Data items
================================

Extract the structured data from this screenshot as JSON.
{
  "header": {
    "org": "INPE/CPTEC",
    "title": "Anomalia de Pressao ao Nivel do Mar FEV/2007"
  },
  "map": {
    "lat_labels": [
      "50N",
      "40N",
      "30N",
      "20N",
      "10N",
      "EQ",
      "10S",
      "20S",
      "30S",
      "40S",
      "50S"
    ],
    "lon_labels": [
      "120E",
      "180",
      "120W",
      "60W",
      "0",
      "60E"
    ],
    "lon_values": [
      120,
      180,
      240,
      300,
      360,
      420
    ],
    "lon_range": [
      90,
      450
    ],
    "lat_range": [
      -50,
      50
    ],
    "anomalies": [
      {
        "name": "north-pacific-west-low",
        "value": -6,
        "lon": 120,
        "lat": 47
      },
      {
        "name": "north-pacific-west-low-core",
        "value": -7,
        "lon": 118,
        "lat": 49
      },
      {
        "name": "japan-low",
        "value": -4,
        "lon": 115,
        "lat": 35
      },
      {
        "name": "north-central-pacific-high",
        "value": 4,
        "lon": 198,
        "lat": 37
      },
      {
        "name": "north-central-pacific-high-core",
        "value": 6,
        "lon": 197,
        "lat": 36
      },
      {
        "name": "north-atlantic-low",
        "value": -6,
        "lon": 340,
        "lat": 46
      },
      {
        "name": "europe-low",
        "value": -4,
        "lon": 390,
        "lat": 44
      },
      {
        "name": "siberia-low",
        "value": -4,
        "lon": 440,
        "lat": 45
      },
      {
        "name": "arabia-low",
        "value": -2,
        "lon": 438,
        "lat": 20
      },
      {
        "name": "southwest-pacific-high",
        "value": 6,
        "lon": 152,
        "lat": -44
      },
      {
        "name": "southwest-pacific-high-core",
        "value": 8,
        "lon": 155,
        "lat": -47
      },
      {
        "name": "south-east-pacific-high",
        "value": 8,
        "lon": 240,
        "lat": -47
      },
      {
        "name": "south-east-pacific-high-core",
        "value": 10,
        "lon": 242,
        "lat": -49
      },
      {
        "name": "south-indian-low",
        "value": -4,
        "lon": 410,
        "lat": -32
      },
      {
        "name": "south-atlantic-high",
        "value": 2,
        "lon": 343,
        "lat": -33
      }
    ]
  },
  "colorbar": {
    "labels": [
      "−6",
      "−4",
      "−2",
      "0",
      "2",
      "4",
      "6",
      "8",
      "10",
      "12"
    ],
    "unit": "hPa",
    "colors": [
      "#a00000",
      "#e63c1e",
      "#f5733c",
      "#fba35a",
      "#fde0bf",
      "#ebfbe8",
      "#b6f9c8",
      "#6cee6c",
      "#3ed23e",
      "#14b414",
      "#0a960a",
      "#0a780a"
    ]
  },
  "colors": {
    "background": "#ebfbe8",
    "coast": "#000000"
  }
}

================================

(Aim of the task) Scan the material line by line and report each one that contains "central".

(Result for this task)
        "name": "north-central-pacific-high",
        "name": "north-central-pacific-high-core",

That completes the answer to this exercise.